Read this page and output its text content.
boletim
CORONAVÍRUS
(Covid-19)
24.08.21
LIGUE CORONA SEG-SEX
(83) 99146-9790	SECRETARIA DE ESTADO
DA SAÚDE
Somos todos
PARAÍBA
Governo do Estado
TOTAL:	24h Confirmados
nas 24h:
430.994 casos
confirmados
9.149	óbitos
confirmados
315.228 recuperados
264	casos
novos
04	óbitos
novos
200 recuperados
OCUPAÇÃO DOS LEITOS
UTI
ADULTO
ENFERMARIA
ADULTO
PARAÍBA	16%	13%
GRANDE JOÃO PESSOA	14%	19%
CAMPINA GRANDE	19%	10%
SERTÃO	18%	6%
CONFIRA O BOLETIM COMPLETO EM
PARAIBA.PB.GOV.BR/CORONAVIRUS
★ ★ ★ ★ ★
* **Task**
From the first line to the last, restate the data above exactly.

* **Answer section**
Read this page and output its text content.
boletim
CORONAVÍRUS
(Covid-19)
24.08.21
LIGUE CORONA SEG-SEX
(83) 99146-9790	SECRETARIA DE ESTADO
DA SAÚDE
Somos todos
PARAÍBA
Governo do Estado
TOTAL:	24h Confirmados
nas 24h:
430.994 casos
confirmados
9.149	óbitos
confirmados
315.228 recuperados
264	casos
novos
04	óbitos
novos
200 recuperados
OCUPAÇÃO DOS LEITOS
UTI
ADULTO
ENFERMARIA
ADULTO
PARAÍBA	16%	13%
GRANDE JOÃO PESSOA	14%	19%
CAMPINA GRANDE	19%	10%
SERTÃO	18%	6%
CONFIRA O BOLETIM COMPLETO EM
PARAIBA.PB.GOV.BR/CORONAVIRUS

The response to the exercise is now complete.